→ **The exercise**:
Show all lines of the listing that hold the word "data".

'''

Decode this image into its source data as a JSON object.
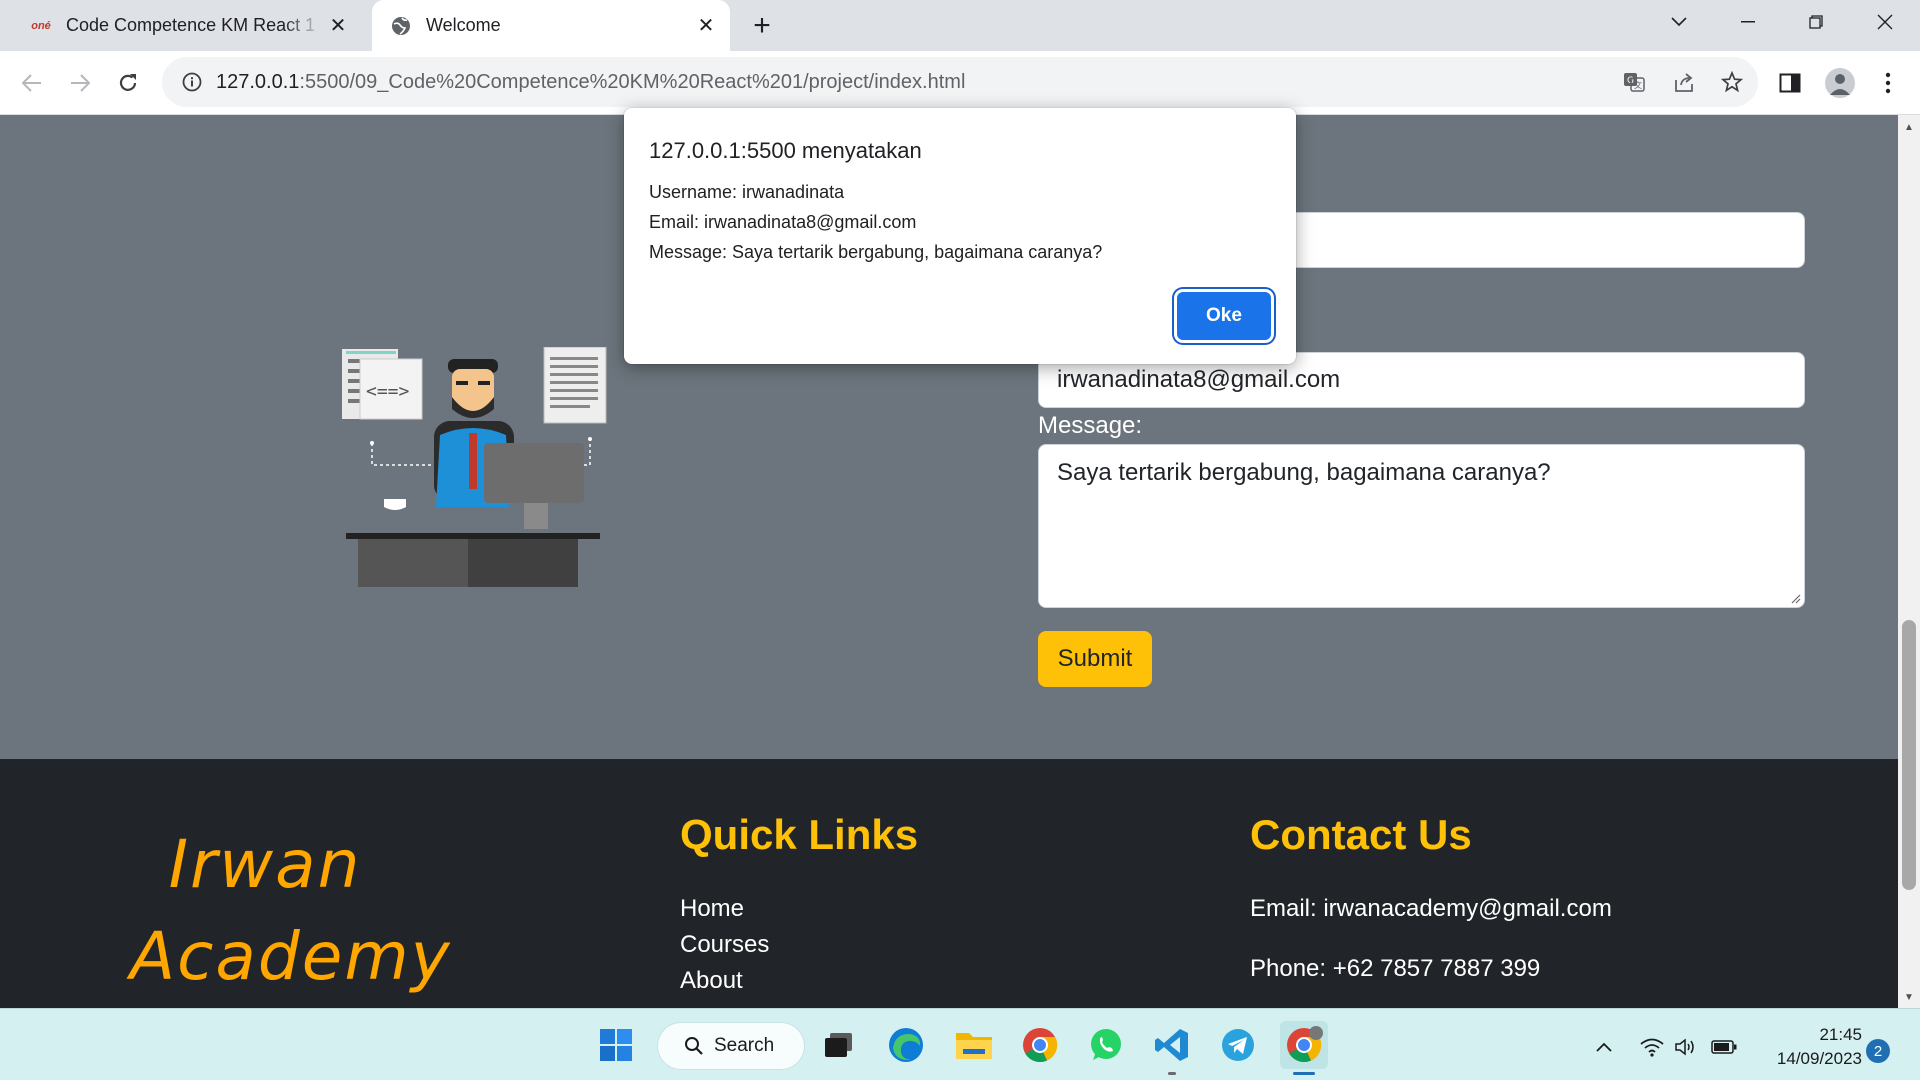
{
  "browser": {
    "tabs": [
      {
        "favicon_text": "oné",
        "title": "Code Competence KM React 1 -",
        "active": false
      },
      {
        "title": "Welcome",
        "active": true
      }
    ],
    "url_host": "127.0.0.1",
    "url_path": ":5500/09_Code%20Competence%20KM%20React%201/project/index.html"
  },
  "form": {
    "email_value": "irwanadinata8@gmail.com",
    "message_label": "Message:",
    "message_value": "Saya tertarik bergabung, bagaimana caranya?",
    "submit_label": "Submit"
  },
  "footer": {
    "brand_line1": "Irwan",
    "brand_line2": "Academy",
    "quick_links_heading": "Quick Links",
    "links": [
      "Home",
      "Courses",
      "About"
    ],
    "contact_heading": "Contact Us",
    "email": "Email: irwanacademy@gmail.com",
    "phone": "Phone: +62 7857 7887 399"
  },
  "alert": {
    "title": "127.0.0.1:5500 menyatakan",
    "lines": [
      "Username: irwanadinata",
      "Email: irwanadinata8@gmail.com",
      "Message: Saya tertarik bergabung, bagaimana caranya?"
    ],
    "ok_label": "Oke"
  },
  "taskbar": {
    "search_label": "Search",
    "time": "21:45",
    "date": "14/09/2023",
    "notification_count": "2"
  },
  "colors": {
    "section_bg": "#6c757d",
    "footer_bg": "#212529",
    "accent_yellow": "#ffc107",
    "brand_orange": "#ffa600",
    "dialog_button": "#1a73e8"
  }
}
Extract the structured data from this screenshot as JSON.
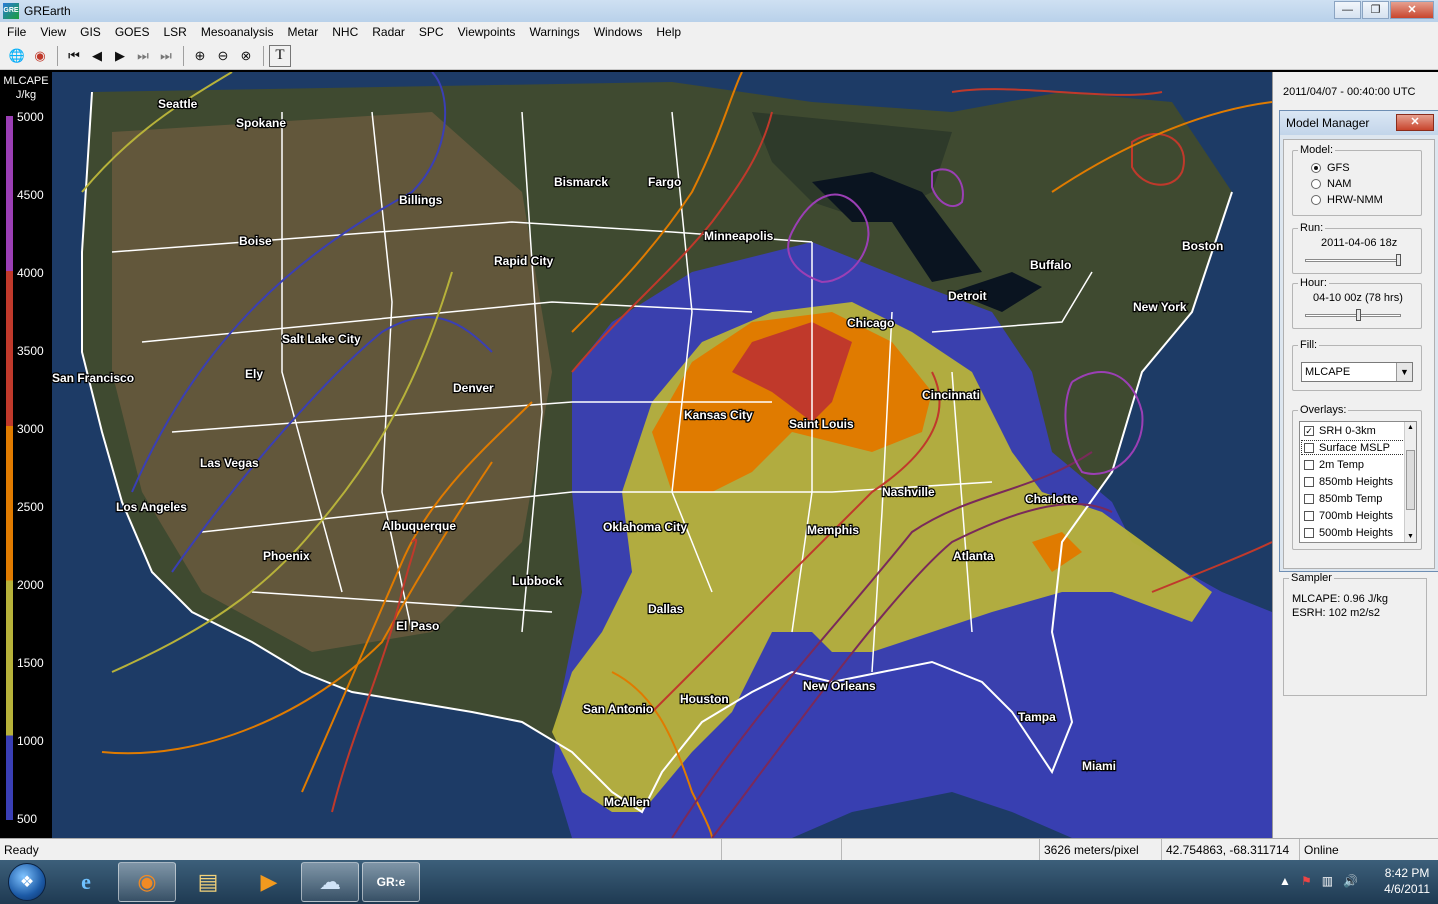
{
  "window": {
    "title": "GREarth",
    "app_icon": "GRE",
    "buttons": {
      "minimize": "—",
      "maximize": "❐",
      "close": "✕"
    }
  },
  "menu": [
    "File",
    "View",
    "GIS",
    "GOES",
    "LSR",
    "Mesoanalysis",
    "Metar",
    "NHC",
    "Radar",
    "SPC",
    "Viewpoints",
    "Warnings",
    "Windows",
    "Help"
  ],
  "toolbar": {
    "icons": [
      "globe-icon",
      "earth-red-icon",
      "first-frame-icon",
      "step-back-icon",
      "play-icon",
      "step-forward-icon",
      "last-frame-icon",
      "zoom-in-icon",
      "zoom-out-icon",
      "zoom-reset-icon",
      "text-tool-icon"
    ]
  },
  "legend": {
    "title": "MLCAPE",
    "unit": "J/kg",
    "ticks": [
      "5000",
      "4500",
      "4000",
      "3500",
      "3000",
      "2500",
      "2000",
      "1500",
      "1000",
      "500"
    ],
    "colors": {
      "purple": "#9b3fb5",
      "red": "#c0392b",
      "orange": "#e07b00",
      "yellow": "#b7b23a",
      "blue": "#3a3fb5"
    }
  },
  "map": {
    "cities": [
      "Seattle",
      "Spokane",
      "Billings",
      "Bismarck",
      "Fargo",
      "Boise",
      "Minneapolis",
      "Rapid City",
      "Buffalo",
      "Boston",
      "Detroit",
      "New York",
      "Chicago",
      "Salt Lake City",
      "San Francisco",
      "Ely",
      "Denver",
      "Kansas City",
      "Saint Louis",
      "Cincinnati",
      "Las Vegas",
      "Nashville",
      "Charlotte",
      "Los Angeles",
      "Albuquerque",
      "Oklahoma City",
      "Memphis",
      "Atlanta",
      "Phoenix",
      "Lubbock",
      "Dallas",
      "El Paso",
      "New Orleans",
      "San Antonio",
      "Houston",
      "Tampa",
      "Miami",
      "McAllen"
    ]
  },
  "panel": {
    "timestamp": "2011/04/07 - 00:40:00 UTC",
    "model_manager": {
      "title": "Model Manager",
      "close": "✕",
      "model_label": "Model:",
      "models": [
        "GFS",
        "NAM",
        "HRW-NMM"
      ],
      "selected_model": "GFS",
      "run_label": "Run:",
      "run_value": "2011-04-06 18z",
      "run_slider": 1.0,
      "hour_label": "Hour:",
      "hour_value": "04-10 00z (78 hrs)",
      "hour_slider": 0.55,
      "fill_label": "Fill:",
      "fill_value": "MLCAPE",
      "overlays_label": "Overlays:",
      "overlays": [
        {
          "name": "SRH 0-3km",
          "checked": true
        },
        {
          "name": "Surface MSLP",
          "checked": false
        },
        {
          "name": "2m Temp",
          "checked": false
        },
        {
          "name": "850mb Heights",
          "checked": false
        },
        {
          "name": "850mb Temp",
          "checked": false
        },
        {
          "name": "700mb Heights",
          "checked": false
        },
        {
          "name": "500mb Heights",
          "checked": false
        }
      ]
    },
    "sampler": {
      "label": "Sampler",
      "mlcape": "MLCAPE:  0.96 J/kg",
      "esrh": "ESRH:     102 m2/s2"
    }
  },
  "status": {
    "ready": "Ready",
    "scale": "3626 meters/pixel",
    "coords": "42.754863, -68.311714",
    "online": "Online"
  },
  "taskbar": {
    "clock_time": "8:42 PM",
    "clock_date": "4/6/2011",
    "gre_label": "GR:e"
  }
}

'''

→ **Final result**:
Decode this image into its source data as a JSON object.
Extract the structured data from this screenshot as JSON.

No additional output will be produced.